Given problem:
Search the records below for the word "series" and show every line where it occurs.

╭─ Data records

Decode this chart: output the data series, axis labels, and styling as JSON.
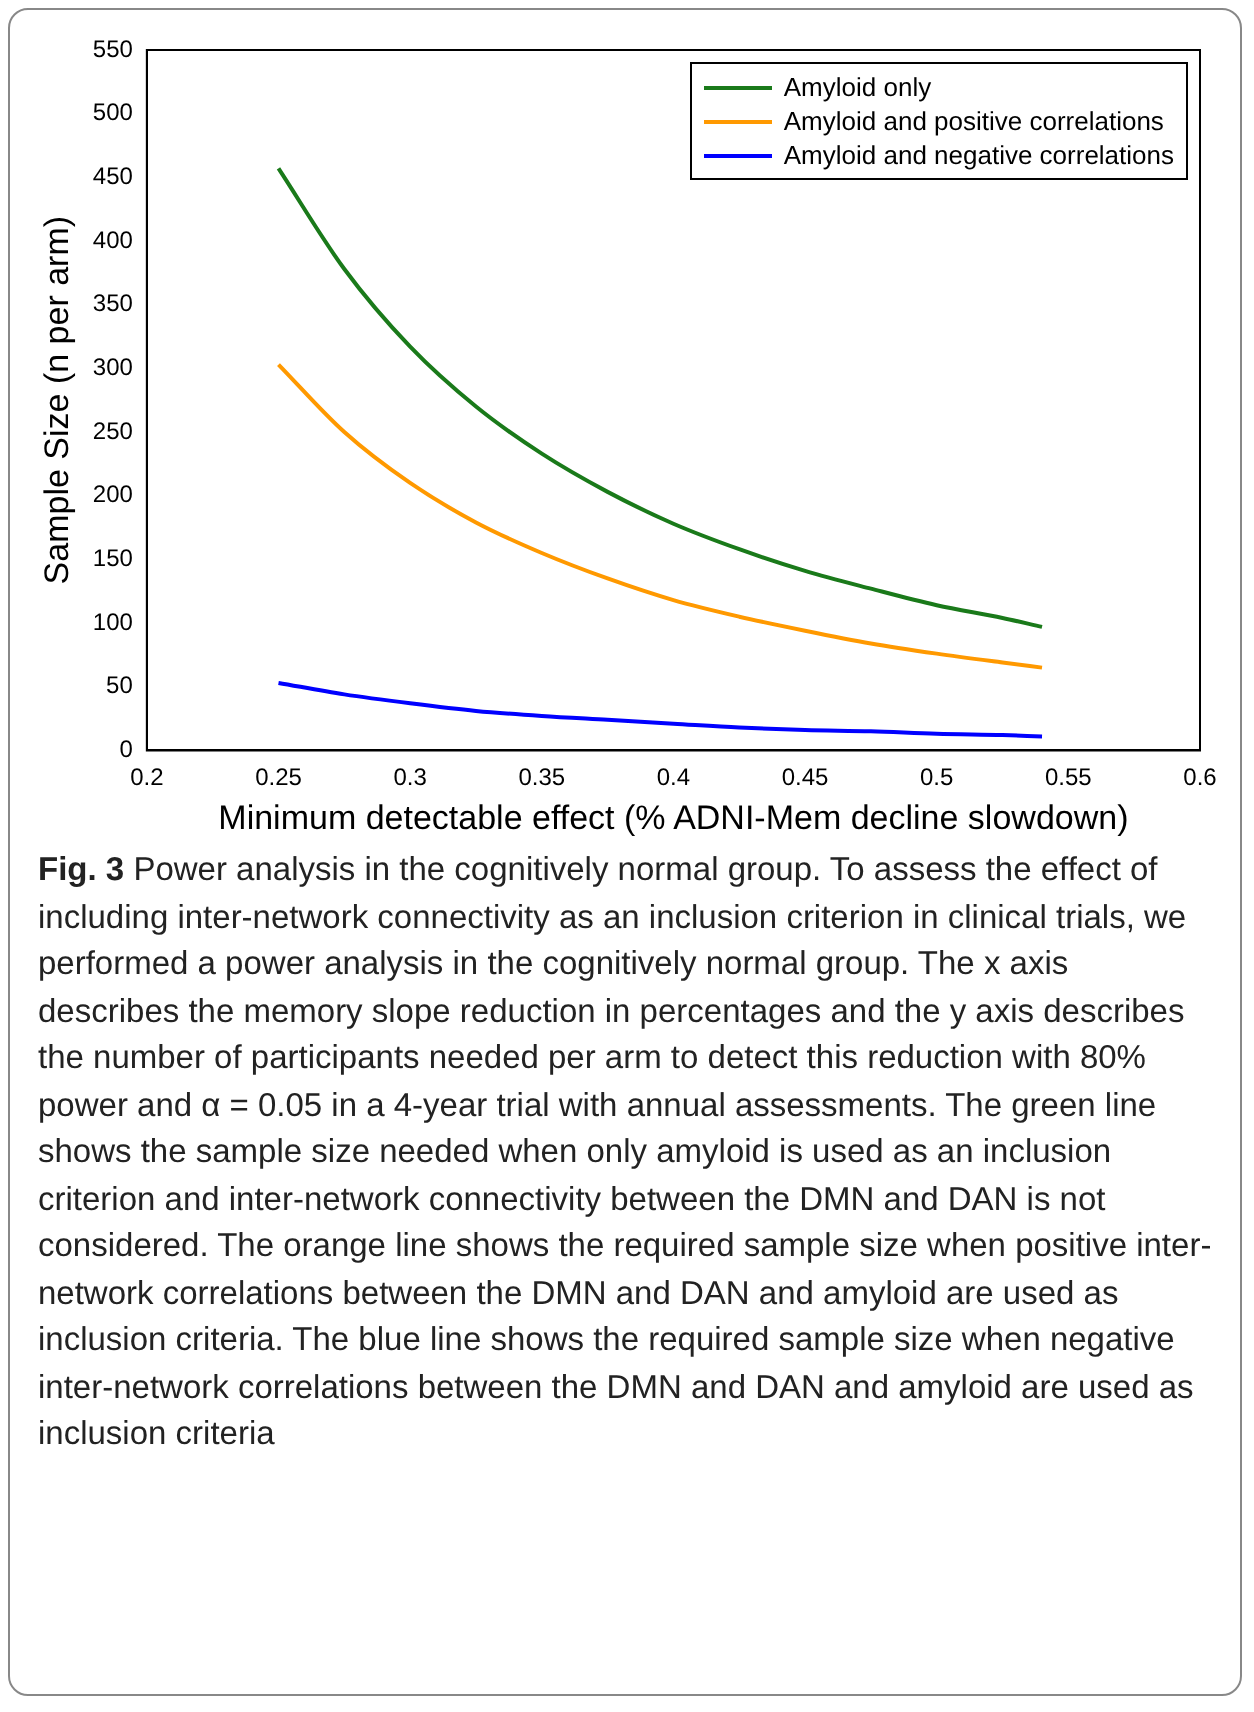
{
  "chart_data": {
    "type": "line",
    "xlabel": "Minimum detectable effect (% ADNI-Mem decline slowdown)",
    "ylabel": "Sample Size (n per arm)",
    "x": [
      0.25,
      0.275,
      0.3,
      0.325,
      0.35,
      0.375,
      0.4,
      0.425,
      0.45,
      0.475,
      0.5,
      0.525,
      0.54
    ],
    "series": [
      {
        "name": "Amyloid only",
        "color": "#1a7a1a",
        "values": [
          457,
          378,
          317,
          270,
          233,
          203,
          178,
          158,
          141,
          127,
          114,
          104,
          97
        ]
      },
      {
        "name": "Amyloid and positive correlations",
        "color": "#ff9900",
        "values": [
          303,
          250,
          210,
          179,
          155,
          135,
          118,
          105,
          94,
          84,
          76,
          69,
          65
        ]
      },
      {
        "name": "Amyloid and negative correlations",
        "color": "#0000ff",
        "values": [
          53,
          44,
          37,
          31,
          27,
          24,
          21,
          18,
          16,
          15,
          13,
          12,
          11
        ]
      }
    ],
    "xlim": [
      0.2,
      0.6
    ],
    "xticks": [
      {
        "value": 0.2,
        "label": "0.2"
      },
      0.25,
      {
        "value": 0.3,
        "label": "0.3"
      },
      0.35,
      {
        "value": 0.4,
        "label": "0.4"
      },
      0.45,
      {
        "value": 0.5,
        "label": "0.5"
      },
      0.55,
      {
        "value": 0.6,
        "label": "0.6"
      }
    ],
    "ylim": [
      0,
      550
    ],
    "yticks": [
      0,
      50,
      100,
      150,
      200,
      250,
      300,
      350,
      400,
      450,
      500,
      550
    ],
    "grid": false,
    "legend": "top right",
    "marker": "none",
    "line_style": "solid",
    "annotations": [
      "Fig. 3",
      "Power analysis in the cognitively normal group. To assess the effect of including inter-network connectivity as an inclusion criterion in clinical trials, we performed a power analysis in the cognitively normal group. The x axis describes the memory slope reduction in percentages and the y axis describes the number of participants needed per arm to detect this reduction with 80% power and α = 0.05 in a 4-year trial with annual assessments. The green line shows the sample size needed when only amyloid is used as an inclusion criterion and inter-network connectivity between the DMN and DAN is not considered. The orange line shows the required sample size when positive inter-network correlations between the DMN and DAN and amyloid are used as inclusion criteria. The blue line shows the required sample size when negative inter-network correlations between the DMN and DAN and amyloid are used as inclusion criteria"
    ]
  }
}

╰─

Result for this exercise:
Decode this chart: output the data series, axis labels, and styling as JSON.
    "series": [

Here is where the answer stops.